Look for the string "page" in every line, and copy each line that has it.

[BEGIN Data section]

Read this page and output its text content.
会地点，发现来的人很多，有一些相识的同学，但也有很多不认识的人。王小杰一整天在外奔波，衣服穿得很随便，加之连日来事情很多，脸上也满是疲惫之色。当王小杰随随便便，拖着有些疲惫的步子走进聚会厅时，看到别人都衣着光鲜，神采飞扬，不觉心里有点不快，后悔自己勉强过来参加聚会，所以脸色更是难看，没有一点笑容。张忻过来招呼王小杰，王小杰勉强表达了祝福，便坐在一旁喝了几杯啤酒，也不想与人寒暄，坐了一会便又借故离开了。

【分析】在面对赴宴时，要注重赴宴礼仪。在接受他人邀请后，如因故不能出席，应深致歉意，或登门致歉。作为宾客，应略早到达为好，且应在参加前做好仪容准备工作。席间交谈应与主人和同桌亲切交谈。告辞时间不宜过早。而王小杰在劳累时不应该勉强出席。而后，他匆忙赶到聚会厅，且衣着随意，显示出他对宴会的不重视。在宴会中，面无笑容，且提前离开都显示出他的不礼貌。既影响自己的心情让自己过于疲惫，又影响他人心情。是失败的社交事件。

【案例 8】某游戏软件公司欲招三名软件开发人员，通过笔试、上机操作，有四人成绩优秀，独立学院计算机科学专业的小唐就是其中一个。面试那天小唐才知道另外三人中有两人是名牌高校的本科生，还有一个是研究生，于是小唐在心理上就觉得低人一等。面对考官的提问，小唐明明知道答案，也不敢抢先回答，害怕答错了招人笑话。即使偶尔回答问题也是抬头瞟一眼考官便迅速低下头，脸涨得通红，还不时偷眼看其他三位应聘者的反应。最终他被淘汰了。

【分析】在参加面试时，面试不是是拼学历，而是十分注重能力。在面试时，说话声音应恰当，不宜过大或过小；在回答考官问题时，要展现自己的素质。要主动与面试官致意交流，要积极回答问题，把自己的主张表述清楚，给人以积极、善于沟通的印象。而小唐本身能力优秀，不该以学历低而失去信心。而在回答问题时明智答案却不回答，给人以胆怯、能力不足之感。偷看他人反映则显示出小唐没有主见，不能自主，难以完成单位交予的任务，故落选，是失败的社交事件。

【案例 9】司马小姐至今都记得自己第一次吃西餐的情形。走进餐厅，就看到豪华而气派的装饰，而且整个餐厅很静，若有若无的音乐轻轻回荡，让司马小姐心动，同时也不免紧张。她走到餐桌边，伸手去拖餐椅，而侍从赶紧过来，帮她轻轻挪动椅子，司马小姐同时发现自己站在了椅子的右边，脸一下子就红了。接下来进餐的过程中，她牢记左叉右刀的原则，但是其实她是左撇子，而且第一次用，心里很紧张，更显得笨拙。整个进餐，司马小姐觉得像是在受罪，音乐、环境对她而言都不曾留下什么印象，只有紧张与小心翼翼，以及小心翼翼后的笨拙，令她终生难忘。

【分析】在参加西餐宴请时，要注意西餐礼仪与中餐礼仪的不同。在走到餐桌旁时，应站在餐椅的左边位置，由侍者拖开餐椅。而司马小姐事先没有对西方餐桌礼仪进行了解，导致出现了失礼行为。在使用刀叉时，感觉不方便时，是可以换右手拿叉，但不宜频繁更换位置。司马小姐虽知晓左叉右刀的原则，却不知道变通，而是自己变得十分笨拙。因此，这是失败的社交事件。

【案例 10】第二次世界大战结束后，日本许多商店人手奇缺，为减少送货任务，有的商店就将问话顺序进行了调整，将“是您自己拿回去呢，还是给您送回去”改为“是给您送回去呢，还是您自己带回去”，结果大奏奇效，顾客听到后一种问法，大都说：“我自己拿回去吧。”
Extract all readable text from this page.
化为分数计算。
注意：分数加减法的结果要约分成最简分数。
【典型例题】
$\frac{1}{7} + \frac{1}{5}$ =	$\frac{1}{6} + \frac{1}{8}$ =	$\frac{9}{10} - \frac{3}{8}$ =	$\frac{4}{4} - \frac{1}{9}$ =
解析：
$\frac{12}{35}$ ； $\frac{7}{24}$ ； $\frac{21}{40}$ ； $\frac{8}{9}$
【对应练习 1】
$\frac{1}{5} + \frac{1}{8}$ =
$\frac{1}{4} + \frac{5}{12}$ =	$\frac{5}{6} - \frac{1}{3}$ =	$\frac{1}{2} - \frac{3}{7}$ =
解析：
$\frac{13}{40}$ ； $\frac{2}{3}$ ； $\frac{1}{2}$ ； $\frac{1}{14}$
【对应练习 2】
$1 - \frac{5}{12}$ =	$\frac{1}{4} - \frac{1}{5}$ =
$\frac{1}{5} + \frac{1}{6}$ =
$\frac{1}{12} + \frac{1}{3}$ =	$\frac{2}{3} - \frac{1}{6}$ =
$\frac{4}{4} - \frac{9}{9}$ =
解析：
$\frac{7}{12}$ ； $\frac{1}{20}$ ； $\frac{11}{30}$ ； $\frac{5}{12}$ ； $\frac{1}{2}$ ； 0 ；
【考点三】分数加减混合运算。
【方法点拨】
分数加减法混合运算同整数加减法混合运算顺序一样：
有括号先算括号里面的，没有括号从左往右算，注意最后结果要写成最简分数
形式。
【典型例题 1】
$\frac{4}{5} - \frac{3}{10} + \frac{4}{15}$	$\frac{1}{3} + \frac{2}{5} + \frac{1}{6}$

[END Data section]

### Solution for this problem
Read this page and output its text content.
Extract all readable text from this page.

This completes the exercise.